[[ Material provided open ]]

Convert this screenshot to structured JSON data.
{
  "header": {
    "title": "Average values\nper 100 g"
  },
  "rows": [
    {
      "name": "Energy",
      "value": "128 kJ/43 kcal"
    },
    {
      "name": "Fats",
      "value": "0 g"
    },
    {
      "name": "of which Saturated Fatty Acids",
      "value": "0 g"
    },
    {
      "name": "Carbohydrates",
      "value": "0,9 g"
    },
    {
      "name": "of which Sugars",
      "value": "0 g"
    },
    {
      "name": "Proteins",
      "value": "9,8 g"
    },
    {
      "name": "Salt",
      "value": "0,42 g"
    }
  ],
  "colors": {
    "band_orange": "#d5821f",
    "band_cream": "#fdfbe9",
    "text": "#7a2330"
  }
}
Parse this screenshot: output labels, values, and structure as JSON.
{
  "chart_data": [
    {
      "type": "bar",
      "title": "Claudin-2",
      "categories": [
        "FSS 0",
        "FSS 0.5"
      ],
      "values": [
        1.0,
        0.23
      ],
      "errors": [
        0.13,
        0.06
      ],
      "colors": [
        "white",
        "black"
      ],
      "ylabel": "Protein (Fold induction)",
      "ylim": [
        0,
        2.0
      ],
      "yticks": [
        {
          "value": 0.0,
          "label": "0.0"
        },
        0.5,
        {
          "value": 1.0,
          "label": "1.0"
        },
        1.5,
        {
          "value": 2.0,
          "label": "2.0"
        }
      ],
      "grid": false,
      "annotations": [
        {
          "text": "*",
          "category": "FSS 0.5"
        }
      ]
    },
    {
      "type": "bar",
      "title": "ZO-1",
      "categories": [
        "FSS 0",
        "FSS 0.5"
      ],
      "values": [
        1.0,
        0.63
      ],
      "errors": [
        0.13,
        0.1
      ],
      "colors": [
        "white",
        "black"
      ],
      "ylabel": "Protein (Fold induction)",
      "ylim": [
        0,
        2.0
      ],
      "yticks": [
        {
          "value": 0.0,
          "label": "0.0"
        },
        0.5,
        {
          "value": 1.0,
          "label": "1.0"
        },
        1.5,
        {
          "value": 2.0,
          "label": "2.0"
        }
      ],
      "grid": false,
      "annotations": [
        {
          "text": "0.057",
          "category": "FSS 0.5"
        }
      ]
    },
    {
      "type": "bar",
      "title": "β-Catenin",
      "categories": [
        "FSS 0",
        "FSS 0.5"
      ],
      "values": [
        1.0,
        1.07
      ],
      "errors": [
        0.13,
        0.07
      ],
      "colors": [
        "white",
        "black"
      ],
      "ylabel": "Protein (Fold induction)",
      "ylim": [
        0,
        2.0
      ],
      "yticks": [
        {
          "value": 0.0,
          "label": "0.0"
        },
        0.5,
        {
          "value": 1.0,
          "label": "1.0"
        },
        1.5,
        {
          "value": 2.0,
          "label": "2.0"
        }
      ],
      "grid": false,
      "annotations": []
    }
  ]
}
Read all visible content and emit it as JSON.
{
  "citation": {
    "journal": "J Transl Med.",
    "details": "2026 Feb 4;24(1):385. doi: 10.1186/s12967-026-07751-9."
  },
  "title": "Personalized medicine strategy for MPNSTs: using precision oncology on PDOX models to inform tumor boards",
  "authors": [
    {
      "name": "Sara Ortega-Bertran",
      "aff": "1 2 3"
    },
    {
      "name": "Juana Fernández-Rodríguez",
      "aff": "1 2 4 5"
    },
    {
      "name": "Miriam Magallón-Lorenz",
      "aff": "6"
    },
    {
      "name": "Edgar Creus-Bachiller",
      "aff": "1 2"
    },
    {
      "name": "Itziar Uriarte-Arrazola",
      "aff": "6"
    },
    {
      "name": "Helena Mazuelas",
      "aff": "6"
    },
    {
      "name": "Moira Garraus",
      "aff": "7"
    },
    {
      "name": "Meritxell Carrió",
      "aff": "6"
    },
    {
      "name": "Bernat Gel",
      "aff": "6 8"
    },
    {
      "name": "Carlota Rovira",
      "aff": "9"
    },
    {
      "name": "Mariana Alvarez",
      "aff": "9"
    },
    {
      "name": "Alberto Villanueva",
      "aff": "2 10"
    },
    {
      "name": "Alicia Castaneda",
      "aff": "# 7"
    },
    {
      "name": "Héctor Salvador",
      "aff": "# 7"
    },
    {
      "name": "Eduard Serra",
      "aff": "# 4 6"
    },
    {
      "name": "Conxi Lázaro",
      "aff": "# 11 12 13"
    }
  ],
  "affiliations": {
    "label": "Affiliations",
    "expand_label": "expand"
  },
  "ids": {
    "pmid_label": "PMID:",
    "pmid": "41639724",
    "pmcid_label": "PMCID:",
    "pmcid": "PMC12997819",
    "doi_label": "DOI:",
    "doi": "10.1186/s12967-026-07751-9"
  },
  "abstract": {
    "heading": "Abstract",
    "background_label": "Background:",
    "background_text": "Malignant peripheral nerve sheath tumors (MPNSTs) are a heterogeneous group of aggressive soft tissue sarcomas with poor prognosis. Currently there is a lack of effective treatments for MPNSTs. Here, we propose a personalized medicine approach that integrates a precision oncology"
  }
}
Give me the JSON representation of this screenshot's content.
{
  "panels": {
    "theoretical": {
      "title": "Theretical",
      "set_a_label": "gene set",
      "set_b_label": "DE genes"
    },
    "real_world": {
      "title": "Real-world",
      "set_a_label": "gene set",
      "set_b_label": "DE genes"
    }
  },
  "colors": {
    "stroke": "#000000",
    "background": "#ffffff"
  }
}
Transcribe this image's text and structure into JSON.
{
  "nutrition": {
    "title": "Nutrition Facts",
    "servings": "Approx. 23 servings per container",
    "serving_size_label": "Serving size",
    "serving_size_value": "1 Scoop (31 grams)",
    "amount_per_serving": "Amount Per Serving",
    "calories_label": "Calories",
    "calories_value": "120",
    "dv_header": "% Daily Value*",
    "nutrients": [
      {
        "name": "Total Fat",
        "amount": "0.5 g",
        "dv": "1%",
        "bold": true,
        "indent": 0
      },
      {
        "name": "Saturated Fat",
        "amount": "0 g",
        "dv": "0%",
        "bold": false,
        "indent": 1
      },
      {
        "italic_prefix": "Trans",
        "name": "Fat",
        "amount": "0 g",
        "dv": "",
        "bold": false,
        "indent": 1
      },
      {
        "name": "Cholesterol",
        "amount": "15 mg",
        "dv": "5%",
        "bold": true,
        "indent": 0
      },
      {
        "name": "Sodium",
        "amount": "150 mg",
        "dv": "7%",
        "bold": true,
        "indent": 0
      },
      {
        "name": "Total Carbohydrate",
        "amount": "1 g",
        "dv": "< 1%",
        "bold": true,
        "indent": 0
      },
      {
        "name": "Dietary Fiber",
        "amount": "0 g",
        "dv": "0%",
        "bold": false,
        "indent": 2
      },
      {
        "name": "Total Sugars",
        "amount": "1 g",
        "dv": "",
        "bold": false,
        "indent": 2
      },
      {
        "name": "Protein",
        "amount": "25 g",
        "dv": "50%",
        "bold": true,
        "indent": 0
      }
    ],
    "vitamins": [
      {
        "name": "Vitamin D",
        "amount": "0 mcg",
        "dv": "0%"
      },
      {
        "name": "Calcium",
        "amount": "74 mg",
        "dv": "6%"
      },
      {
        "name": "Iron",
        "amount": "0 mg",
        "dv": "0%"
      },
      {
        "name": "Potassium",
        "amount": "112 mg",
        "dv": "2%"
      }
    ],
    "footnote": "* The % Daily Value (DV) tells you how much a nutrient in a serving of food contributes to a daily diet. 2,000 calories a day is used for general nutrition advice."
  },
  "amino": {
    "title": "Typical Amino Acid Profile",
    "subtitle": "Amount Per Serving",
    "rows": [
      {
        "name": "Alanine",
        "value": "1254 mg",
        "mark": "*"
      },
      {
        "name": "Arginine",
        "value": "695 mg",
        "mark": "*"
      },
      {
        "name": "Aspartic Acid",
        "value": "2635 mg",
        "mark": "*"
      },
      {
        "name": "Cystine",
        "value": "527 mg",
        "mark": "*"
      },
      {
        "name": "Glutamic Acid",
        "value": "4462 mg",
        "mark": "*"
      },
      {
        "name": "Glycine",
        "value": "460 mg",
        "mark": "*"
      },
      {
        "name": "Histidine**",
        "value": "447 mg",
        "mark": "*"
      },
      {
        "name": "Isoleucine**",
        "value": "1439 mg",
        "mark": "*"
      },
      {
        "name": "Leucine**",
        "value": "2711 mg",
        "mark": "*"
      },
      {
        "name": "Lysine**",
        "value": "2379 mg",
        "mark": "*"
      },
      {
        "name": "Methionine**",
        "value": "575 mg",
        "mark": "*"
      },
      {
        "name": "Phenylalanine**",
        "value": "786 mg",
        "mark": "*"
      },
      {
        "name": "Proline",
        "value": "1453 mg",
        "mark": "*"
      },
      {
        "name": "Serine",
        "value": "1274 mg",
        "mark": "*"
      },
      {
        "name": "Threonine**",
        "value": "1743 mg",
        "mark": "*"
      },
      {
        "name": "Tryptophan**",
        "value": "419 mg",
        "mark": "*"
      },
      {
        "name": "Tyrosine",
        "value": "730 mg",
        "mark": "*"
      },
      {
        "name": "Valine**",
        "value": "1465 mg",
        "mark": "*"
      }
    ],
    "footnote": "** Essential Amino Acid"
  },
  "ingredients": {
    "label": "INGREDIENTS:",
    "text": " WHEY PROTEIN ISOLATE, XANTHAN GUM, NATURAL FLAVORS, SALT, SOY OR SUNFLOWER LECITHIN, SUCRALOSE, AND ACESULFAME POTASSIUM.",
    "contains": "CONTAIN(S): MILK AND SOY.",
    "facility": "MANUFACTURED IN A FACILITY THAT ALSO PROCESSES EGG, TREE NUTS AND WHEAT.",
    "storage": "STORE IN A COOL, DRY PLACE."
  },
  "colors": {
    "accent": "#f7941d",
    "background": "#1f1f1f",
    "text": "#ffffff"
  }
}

[[ Material provided closed ]]

Report back every line of the entries in which "medicine" occurs.

§ Solution for this task
  "title": "Personalized medicine strategy for MPNSTs: using precision oncology on PDOX models to inform tumor boards",
    "background_text": "Malignant peripheral nerve sheath tumors (MPNSTs) are a heterogeneous group of aggressive soft tissue sarcomas with poor prognosis. Currently there is a lack of effective treatments for MPNSTs. Here, we propose a personalized medicine approach that integrates a precision oncology"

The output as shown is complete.